### Stored records

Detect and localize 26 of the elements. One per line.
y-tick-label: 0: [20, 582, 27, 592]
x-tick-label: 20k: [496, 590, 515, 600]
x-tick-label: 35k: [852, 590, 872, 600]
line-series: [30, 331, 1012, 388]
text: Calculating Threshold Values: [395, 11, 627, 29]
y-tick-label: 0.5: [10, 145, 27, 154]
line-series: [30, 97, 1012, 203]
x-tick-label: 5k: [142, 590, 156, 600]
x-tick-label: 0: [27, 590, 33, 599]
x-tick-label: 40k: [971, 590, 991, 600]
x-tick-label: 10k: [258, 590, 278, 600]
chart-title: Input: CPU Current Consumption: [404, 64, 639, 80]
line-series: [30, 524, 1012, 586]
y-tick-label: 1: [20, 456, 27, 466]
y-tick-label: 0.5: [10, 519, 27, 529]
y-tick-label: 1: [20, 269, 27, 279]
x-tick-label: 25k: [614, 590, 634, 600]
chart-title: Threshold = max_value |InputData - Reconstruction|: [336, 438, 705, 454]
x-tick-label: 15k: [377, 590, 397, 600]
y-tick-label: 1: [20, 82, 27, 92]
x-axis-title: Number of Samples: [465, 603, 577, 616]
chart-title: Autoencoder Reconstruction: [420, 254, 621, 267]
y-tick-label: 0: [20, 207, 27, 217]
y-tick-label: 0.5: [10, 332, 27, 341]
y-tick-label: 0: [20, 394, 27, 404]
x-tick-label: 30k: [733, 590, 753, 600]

######

Lay out every line of the entries above as a numbered list, leaving out blank lines.

1. Detect and localize 26 of the elements. One per line.
2. y-tick-label: 0: [20, 582, 27, 592]
3. x-tick-label: 20k: [496, 590, 515, 600]
4. x-tick-label: 35k: [852, 590, 872, 600]
5. line-series: [30, 331, 1012, 388]
6. text: Calculating Threshold Values: [395, 11, 627, 29]
7. y-tick-label: 0.5: [10, 145, 27, 154]
8. line-series: [30, 97, 1012, 203]
9. x-tick-label: 5k: [142, 590, 156, 600]
10. x-tick-label: 0: [27, 590, 33, 599]
11. x-tick-label: 40k: [971, 590, 991, 600]
12. x-tick-label: 10k: [258, 590, 278, 600]
13. chart-title: Input: CPU Current Consumption: [404, 64, 639, 80]
14. line-series: [30, 524, 1012, 586]
15. y-tick-label: 1: [20, 456, 27, 466]
16. y-tick-label: 0.5: [10, 519, 27, 529]
17. y-tick-label: 1: [20, 269, 27, 279]
18. x-tick-label: 25k: [614, 590, 634, 600]
19. chart-title: Threshold = max_value |InputData - Reconstruction|: [336, 438, 705, 454]
20. x-tick-label: 15k: [377, 590, 397, 600]
21. y-tick-label: 1: [20, 82, 27, 92]
22. x-axis-title: Number of Samples: [465, 603, 577, 616]
23. chart-title: Autoencoder Reconstruction: [420, 254, 621, 267]
24. y-tick-label: 0: [20, 207, 27, 217]
25. y-tick-label: 0.5: [10, 332, 27, 341]
26. y-tick-label: 0: [20, 394, 27, 404]
27. x-tick-label: 30k: [733, 590, 753, 600]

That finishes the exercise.